■ Records to process:
|---|

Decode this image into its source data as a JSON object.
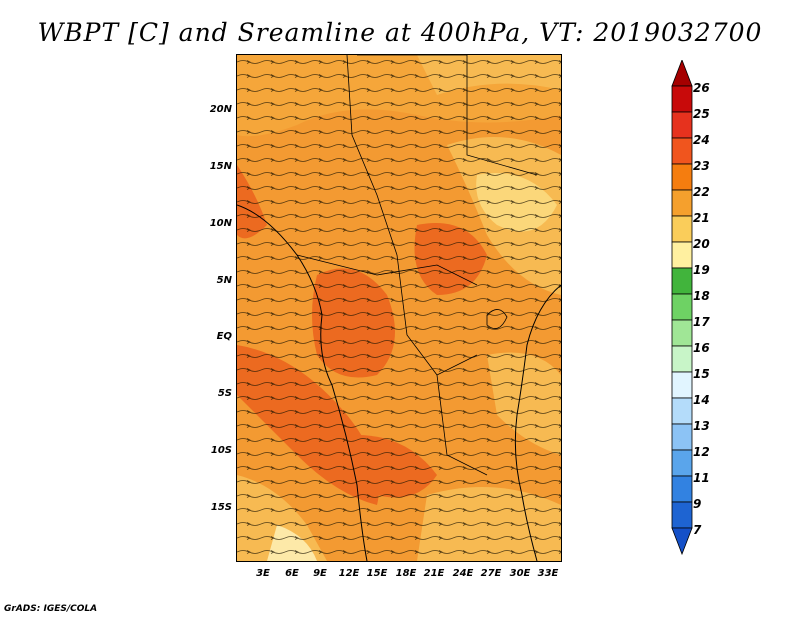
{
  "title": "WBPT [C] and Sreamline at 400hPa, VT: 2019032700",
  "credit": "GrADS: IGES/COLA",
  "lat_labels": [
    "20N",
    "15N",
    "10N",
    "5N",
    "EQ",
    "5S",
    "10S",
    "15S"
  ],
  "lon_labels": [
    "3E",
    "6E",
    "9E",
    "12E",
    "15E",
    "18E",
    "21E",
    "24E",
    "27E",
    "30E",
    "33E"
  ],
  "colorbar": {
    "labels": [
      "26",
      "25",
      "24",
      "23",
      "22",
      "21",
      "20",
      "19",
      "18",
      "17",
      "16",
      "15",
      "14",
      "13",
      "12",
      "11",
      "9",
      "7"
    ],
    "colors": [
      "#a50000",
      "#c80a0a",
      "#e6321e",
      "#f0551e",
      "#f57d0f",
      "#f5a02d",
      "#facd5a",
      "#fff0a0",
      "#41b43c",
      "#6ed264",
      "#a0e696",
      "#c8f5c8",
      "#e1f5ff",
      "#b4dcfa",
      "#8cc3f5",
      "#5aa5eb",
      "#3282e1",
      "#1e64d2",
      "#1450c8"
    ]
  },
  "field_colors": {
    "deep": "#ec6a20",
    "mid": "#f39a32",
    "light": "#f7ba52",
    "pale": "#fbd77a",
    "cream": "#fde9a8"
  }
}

|---|

■ What you are asked to do: Repeat the material verbatim. Do not carry over any picture.

■ Output:
Decode this image into its source data as a JSON object.
{
  "title": "WBPT [C] and Sreamline at 400hPa, VT: 2019032700",
  "credit": "GrADS: IGES/COLA",
  "lat_labels": [
    "20N",
    "15N",
    "10N",
    "5N",
    "EQ",
    "5S",
    "10S",
    "15S"
  ],
  "lon_labels": [
    "3E",
    "6E",
    "9E",
    "12E",
    "15E",
    "18E",
    "21E",
    "24E",
    "27E",
    "30E",
    "33E"
  ],
  "colorbar": {
    "labels": [
      "26",
      "25",
      "24",
      "23",
      "22",
      "21",
      "20",
      "19",
      "18",
      "17",
      "16",
      "15",
      "14",
      "13",
      "12",
      "11",
      "9",
      "7"
    ],
    "colors": [
      "#a50000",
      "#c80a0a",
      "#e6321e",
      "#f0551e",
      "#f57d0f",
      "#f5a02d",
      "#facd5a",
      "#fff0a0",
      "#41b43c",
      "#6ed264",
      "#a0e696",
      "#c8f5c8",
      "#e1f5ff",
      "#b4dcfa",
      "#8cc3f5",
      "#5aa5eb",
      "#3282e1",
      "#1e64d2",
      "#1450c8"
    ]
  },
  "field_colors": {
    "deep": "#ec6a20",
    "mid": "#f39a32",
    "light": "#f7ba52",
    "pale": "#fbd77a",
    "cream": "#fde9a8"
  }
}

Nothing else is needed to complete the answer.